■ EXERCISE TASK ■
How many lines of the material below contain the string "year"? Answer with the number and nothing else.

[Items from a figure collection]
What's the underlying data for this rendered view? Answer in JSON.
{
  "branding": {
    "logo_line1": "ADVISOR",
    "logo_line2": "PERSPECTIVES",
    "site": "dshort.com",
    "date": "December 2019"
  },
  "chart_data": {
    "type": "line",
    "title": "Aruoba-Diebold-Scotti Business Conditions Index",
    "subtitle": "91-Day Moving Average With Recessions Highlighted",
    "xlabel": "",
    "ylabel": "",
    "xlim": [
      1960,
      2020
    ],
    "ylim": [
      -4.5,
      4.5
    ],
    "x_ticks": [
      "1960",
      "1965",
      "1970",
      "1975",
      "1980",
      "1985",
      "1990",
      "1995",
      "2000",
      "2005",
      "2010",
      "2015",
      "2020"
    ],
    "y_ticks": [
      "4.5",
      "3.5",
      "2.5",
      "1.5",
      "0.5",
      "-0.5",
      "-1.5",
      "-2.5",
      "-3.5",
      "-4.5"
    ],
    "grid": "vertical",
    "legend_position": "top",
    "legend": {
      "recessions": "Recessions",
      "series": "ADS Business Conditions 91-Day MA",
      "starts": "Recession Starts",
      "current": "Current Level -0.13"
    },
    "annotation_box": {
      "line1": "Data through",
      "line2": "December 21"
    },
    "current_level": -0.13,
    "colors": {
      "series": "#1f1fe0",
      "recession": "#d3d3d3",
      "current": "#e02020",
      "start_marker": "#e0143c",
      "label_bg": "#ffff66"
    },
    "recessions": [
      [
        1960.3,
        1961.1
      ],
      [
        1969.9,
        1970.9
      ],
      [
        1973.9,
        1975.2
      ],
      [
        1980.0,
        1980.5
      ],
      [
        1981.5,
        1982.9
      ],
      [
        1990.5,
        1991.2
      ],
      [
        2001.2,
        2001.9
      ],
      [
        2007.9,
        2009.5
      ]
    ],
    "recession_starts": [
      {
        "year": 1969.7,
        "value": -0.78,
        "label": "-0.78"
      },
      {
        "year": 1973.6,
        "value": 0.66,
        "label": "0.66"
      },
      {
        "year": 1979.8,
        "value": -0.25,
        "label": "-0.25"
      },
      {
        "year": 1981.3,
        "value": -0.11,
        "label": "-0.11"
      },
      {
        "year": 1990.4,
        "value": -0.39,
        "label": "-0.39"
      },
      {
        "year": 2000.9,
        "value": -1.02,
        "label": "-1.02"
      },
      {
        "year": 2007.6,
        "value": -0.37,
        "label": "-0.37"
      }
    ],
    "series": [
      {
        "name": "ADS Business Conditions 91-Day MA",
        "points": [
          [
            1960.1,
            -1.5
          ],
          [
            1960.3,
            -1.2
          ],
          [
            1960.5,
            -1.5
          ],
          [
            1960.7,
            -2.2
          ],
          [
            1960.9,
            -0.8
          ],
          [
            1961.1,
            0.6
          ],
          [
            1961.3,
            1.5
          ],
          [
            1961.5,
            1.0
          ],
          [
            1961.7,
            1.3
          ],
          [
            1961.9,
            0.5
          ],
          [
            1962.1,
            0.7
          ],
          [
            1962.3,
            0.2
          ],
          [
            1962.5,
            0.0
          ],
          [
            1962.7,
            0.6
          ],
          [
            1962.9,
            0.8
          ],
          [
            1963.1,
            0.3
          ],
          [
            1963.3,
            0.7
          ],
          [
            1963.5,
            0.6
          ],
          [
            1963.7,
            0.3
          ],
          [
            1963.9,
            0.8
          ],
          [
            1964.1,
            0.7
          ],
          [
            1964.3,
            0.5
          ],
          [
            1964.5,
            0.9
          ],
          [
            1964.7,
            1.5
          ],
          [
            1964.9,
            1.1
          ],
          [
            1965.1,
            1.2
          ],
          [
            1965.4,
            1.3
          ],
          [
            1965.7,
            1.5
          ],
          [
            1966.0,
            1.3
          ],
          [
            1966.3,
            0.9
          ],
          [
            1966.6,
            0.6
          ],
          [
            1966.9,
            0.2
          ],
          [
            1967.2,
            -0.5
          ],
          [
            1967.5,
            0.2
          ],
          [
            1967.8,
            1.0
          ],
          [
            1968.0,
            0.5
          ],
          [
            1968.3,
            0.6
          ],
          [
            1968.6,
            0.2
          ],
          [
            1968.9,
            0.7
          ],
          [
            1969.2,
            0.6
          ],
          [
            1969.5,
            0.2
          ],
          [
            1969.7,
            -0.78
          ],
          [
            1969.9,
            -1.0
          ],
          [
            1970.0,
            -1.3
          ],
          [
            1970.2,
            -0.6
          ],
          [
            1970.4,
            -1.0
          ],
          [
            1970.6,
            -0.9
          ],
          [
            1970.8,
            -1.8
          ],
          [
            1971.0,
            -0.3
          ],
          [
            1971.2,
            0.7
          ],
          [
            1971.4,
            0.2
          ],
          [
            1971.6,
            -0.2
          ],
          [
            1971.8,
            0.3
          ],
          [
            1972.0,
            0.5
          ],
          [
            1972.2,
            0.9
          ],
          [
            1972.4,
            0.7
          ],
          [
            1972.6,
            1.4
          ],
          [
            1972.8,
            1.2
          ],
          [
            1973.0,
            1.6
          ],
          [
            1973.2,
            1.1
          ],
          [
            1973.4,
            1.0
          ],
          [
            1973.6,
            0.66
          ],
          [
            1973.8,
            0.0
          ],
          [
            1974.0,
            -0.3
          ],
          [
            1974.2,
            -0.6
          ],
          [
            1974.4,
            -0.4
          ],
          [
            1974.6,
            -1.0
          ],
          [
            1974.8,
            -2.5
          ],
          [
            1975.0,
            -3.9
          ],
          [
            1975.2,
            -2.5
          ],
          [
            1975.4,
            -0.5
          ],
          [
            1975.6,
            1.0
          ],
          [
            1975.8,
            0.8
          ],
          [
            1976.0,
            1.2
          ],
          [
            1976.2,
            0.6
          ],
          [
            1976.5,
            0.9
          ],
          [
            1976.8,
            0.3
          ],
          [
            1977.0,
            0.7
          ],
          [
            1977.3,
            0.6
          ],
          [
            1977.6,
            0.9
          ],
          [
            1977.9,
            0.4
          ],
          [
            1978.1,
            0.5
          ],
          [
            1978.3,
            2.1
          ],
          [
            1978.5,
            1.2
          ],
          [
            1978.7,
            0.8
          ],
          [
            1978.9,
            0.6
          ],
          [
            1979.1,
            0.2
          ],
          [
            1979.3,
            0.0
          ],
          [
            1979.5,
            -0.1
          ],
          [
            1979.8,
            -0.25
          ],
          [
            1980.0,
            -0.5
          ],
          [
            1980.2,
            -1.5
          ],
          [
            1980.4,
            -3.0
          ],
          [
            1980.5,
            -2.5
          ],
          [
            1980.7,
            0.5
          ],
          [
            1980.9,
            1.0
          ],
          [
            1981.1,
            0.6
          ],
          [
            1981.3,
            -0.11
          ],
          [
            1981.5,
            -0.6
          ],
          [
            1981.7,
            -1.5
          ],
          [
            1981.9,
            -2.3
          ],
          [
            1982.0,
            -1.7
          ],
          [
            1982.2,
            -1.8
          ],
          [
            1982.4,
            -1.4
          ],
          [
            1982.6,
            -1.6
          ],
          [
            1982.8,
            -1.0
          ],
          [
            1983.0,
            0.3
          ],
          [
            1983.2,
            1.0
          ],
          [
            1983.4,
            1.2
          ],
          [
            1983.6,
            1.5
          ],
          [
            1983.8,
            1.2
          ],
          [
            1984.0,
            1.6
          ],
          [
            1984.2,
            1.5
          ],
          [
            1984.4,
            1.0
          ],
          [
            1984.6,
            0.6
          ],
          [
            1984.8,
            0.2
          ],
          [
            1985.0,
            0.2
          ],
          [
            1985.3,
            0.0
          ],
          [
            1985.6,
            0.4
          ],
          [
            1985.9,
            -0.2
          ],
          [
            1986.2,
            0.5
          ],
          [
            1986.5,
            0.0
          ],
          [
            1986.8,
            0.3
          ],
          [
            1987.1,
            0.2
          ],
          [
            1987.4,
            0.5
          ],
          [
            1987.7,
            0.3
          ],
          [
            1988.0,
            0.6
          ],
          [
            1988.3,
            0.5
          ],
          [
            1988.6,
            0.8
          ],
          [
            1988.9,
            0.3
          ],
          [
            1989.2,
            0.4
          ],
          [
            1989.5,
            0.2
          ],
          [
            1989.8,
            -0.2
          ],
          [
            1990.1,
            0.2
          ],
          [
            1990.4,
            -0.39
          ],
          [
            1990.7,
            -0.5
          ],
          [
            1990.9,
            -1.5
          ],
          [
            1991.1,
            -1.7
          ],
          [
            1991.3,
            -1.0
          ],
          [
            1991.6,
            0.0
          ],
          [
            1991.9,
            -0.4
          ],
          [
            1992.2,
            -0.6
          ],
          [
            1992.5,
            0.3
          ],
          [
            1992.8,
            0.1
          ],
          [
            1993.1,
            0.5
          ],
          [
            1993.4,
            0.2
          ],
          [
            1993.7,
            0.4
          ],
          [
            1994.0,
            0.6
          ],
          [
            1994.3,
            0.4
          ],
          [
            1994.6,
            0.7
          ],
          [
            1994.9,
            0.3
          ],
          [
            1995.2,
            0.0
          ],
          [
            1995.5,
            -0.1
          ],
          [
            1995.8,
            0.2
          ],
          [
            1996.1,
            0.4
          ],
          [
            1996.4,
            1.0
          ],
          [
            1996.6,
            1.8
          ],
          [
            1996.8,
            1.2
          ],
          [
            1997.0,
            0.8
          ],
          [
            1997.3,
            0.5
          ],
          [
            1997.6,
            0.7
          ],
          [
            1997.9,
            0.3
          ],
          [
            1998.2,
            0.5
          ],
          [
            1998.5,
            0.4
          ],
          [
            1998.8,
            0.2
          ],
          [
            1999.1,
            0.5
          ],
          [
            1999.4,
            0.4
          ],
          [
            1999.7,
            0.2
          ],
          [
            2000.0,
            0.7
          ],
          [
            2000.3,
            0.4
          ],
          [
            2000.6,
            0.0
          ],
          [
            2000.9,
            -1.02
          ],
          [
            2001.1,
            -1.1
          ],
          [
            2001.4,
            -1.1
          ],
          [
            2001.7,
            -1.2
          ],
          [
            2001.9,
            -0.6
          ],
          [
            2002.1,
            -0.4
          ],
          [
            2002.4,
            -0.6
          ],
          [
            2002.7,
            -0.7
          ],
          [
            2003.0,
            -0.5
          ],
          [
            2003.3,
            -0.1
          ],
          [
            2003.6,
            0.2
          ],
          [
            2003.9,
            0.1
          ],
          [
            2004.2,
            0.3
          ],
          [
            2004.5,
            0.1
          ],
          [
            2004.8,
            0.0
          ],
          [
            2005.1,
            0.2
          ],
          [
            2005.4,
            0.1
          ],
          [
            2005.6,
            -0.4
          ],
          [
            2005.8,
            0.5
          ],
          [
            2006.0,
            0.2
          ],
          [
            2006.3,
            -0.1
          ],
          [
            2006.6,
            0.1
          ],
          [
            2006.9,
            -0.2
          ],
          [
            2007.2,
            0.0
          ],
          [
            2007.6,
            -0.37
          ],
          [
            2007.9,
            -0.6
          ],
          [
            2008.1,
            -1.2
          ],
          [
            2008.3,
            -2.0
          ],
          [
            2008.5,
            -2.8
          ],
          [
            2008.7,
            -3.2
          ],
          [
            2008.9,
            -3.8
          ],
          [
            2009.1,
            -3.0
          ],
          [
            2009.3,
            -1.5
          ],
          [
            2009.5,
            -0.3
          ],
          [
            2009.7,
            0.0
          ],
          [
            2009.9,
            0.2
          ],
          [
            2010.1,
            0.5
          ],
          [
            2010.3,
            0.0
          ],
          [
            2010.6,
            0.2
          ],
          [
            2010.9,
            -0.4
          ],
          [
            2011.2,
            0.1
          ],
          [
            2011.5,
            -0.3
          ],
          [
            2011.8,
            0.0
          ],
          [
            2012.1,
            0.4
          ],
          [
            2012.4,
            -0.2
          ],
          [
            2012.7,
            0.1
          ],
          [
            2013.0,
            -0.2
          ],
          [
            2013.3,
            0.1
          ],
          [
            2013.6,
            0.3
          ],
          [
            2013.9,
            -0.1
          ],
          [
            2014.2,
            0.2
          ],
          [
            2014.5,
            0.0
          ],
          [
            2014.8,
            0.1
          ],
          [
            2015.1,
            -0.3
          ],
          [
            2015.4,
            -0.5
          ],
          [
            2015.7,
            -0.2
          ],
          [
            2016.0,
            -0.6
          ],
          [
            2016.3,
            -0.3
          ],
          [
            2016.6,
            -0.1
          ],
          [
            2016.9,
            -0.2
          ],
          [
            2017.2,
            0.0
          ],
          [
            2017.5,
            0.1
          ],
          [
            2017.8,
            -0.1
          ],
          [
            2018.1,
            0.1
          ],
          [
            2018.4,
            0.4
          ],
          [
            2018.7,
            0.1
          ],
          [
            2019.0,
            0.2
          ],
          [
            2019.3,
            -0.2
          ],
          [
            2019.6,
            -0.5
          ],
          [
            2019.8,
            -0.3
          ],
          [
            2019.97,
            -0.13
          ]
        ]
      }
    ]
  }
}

■ RESPONSE TO THIS EXERCISE ■
7